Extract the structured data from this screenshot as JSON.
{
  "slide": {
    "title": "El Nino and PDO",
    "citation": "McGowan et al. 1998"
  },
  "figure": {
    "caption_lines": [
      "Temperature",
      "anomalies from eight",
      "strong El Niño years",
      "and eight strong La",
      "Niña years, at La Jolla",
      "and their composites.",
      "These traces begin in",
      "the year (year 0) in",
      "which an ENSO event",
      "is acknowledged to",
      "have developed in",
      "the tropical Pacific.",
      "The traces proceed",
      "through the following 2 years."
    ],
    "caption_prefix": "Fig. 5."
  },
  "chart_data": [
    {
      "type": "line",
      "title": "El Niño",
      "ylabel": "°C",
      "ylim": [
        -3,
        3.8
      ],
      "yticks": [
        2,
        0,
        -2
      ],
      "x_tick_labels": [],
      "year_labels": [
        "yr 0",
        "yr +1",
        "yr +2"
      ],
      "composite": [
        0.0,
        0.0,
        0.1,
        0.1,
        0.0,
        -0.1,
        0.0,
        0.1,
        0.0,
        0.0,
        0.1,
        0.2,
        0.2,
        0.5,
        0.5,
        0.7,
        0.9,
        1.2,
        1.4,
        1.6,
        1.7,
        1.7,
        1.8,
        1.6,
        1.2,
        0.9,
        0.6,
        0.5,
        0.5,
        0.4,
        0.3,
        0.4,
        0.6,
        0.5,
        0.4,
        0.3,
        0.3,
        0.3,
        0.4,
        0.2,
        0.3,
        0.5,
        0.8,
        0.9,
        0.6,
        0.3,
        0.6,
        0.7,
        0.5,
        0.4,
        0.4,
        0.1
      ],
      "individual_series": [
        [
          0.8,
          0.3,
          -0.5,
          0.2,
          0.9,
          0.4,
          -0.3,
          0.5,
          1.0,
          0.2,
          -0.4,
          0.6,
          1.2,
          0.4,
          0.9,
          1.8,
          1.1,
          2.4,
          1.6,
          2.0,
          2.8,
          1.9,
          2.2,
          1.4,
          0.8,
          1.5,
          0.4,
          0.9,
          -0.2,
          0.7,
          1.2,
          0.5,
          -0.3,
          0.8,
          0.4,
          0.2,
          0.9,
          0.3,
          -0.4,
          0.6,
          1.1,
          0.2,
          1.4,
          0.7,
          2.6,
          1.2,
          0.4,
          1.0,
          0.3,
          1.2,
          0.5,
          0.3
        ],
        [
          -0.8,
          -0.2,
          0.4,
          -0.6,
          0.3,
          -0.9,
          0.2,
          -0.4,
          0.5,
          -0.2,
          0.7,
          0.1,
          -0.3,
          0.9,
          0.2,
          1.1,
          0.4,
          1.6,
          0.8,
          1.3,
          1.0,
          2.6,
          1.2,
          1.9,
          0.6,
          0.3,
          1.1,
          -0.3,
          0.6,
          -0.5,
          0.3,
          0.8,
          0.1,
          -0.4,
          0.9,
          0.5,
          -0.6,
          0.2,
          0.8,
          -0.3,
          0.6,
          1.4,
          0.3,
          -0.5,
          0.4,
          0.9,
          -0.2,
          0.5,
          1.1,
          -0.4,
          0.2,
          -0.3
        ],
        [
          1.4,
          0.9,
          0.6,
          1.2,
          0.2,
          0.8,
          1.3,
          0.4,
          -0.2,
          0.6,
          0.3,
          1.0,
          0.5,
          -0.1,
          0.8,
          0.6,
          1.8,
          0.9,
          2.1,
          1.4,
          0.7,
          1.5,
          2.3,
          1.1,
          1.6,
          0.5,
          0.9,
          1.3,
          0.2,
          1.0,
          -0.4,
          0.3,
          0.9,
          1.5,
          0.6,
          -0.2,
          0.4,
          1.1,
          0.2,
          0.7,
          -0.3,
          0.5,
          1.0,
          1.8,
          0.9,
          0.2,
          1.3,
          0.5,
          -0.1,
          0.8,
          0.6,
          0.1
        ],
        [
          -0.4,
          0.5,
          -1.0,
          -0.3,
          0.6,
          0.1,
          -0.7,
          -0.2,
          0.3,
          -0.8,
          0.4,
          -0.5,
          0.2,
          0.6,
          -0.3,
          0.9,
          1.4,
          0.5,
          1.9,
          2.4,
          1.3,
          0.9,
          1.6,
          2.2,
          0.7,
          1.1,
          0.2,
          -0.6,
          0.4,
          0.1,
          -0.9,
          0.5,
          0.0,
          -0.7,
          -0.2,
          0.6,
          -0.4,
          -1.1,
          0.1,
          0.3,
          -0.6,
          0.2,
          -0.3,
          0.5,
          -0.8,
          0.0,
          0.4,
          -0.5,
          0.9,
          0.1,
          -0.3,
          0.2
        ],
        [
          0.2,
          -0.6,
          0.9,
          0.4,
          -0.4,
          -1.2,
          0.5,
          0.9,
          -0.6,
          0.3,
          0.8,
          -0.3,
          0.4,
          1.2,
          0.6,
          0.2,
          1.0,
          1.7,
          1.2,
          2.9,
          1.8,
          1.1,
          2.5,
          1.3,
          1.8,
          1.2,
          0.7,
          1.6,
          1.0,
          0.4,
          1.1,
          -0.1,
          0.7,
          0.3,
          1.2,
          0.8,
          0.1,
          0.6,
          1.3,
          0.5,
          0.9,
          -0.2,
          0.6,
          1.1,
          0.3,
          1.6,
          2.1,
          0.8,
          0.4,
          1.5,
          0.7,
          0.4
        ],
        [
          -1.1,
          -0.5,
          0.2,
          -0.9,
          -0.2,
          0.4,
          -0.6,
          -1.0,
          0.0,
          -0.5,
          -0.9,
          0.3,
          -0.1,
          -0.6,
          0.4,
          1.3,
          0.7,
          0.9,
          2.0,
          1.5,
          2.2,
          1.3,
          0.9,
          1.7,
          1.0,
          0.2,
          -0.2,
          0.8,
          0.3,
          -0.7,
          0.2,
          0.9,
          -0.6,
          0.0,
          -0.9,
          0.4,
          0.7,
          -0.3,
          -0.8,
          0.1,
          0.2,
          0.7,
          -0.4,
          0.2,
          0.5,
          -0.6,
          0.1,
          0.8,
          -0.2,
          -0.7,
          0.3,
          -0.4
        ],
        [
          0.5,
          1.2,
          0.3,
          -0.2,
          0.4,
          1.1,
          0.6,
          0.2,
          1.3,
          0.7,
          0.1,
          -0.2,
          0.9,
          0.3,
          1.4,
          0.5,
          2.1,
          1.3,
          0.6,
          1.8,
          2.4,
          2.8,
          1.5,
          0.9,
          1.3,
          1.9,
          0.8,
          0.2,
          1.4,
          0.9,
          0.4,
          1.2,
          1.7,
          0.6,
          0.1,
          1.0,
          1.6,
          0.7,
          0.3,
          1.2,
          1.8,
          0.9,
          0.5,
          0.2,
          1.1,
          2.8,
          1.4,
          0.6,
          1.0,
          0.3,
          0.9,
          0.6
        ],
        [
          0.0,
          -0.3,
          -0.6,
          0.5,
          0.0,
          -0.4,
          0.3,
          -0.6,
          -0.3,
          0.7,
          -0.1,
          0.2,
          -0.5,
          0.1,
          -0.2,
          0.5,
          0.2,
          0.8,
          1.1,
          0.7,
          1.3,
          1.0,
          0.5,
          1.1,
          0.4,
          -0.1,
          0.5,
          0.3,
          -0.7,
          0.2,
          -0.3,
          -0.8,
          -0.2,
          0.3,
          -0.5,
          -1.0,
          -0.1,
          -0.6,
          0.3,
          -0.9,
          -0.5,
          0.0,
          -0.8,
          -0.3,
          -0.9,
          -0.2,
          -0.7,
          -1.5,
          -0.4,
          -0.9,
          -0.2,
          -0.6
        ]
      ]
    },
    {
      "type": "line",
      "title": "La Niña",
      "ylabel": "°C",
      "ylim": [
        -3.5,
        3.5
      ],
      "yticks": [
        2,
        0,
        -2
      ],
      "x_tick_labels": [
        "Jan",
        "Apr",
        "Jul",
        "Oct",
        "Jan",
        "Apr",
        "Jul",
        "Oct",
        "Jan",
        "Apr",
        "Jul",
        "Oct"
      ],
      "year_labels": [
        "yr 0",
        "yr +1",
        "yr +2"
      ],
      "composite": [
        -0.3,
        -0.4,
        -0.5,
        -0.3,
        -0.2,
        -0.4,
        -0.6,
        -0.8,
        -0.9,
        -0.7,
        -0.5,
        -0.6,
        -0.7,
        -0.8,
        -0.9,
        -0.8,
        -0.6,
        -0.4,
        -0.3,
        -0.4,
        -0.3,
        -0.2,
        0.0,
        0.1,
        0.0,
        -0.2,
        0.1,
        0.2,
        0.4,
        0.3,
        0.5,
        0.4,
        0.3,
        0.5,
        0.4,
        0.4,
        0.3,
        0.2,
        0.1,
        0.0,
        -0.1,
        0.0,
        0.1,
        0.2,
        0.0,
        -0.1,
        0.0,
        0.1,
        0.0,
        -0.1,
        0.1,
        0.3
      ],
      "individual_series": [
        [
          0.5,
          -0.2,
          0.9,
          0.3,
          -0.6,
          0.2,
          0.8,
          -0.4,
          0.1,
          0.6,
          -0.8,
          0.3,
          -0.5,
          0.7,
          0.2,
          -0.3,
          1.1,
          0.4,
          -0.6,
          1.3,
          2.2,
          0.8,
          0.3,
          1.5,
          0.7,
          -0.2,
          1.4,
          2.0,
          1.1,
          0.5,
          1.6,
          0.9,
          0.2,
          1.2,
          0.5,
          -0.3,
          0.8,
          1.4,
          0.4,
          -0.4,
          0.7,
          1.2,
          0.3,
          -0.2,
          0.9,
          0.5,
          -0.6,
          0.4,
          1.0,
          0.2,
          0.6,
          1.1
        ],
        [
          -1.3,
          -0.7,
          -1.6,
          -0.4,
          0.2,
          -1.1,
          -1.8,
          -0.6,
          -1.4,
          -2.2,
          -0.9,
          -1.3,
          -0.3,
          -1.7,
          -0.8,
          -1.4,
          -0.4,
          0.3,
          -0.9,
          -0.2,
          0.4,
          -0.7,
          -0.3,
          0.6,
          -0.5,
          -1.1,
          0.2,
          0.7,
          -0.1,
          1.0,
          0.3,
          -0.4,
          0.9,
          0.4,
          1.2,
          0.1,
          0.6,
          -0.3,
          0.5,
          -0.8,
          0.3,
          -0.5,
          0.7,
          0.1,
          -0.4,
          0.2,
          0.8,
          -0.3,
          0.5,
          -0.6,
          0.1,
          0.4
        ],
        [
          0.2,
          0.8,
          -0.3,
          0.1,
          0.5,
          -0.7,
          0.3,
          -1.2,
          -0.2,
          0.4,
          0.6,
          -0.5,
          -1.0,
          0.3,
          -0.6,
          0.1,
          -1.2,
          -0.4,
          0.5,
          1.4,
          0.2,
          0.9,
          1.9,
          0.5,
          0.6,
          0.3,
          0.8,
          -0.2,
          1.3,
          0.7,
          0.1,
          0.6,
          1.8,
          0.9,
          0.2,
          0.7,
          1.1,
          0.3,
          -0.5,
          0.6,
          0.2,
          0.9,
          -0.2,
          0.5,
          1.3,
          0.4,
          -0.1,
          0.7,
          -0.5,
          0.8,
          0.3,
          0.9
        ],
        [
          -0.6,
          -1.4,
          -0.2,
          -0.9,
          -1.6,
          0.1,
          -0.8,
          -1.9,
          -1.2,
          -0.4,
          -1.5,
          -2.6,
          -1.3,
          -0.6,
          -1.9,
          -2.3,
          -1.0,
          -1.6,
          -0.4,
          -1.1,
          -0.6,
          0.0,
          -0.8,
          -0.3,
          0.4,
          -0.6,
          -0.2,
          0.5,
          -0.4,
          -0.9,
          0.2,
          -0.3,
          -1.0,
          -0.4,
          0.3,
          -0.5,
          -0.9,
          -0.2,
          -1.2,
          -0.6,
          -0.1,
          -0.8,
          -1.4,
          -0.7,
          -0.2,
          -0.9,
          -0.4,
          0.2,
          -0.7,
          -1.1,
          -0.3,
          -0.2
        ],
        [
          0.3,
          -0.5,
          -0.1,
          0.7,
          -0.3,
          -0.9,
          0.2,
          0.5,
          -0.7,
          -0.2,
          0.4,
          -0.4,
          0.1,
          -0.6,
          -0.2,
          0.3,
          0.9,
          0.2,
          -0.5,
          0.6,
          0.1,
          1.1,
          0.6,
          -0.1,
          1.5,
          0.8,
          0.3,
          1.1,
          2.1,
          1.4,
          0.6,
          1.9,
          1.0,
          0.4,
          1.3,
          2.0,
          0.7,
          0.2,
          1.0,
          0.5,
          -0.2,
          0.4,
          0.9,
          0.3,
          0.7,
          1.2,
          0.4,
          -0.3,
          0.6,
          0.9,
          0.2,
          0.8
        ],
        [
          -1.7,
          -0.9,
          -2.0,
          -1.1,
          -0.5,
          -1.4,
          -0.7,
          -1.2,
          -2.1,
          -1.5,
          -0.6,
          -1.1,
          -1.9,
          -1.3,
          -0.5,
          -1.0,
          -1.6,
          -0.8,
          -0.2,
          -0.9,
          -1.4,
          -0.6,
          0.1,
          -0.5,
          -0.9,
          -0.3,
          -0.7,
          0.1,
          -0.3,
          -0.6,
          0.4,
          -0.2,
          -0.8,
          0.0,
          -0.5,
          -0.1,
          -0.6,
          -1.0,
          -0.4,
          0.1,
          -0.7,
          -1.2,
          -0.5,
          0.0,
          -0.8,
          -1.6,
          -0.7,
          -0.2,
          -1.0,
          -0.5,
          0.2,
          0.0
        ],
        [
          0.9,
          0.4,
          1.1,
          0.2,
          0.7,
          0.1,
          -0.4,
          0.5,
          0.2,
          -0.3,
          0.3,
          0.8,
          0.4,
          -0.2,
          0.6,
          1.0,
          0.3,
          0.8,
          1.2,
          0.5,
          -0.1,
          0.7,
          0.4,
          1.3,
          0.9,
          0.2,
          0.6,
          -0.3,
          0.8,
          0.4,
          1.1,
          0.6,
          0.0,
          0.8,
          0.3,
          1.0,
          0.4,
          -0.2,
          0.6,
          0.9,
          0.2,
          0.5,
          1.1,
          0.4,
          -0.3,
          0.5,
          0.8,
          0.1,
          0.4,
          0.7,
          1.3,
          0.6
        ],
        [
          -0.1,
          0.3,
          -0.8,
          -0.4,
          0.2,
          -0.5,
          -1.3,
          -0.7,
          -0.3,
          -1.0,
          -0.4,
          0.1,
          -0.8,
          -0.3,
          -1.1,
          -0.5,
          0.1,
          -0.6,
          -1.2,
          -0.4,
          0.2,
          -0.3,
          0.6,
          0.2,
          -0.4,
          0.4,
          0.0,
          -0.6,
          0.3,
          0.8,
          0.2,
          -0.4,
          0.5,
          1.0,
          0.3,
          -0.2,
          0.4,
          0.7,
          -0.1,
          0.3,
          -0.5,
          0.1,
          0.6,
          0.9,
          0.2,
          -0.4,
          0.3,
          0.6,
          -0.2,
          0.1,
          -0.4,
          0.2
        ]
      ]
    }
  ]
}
-.-.-
**Exercise goal:** Only a number is wanted: how many lines above include "eight"?

**Written response:** 2